→ Task:
Report how many lines in the listing below include the word "burning". Write nothing besides the number.

→ Exercise input:
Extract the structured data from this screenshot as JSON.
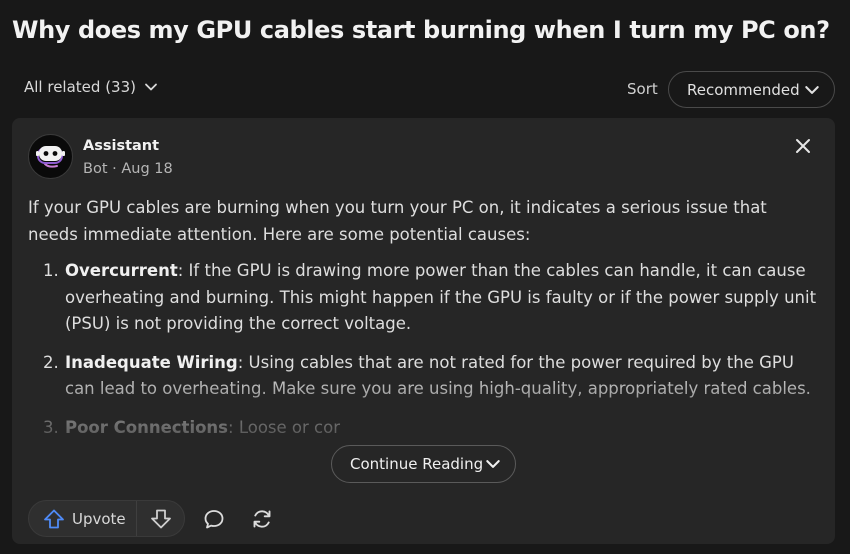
{
  "question": {
    "title": "Why does my GPU cables start burning when I turn my PC on?"
  },
  "filter": {
    "label": "All related (33)",
    "icon": "chevron-down-icon"
  },
  "sort": {
    "label": "Sort",
    "selected": "Recommended",
    "icon": "chevron-down-icon"
  },
  "answer": {
    "author": "Assistant",
    "meta": "Bot · Aug 18",
    "intro": "If your GPU cables are burning when you turn your PC on, it indicates a serious issue that needs immediate attention. Here are some potential causes:",
    "items": [
      {
        "num": "1.",
        "title": "Overcurrent",
        "text": ": If the GPU is drawing more power than the cables can handle, it can cause overheating and burning. This might happen if the GPU is faulty or if the power supply unit (PSU) is not providing the correct voltage."
      },
      {
        "num": "2.",
        "title": "Inadequate Wiring",
        "text": ": Using cables that are not rated for the power required by the GPU can lead to overheating. Make sure you are using high-quality, appropriately rated cables."
      },
      {
        "num": "3.",
        "title": "Poor Connections",
        "text": ": Loose or cor"
      }
    ],
    "continue_label": "Continue Reading",
    "upvote_label": "Upvote"
  },
  "colors": {
    "accent_blue": "#4f8bf7",
    "background": "#181818",
    "card": "#262626"
  }
}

→ Final result:
3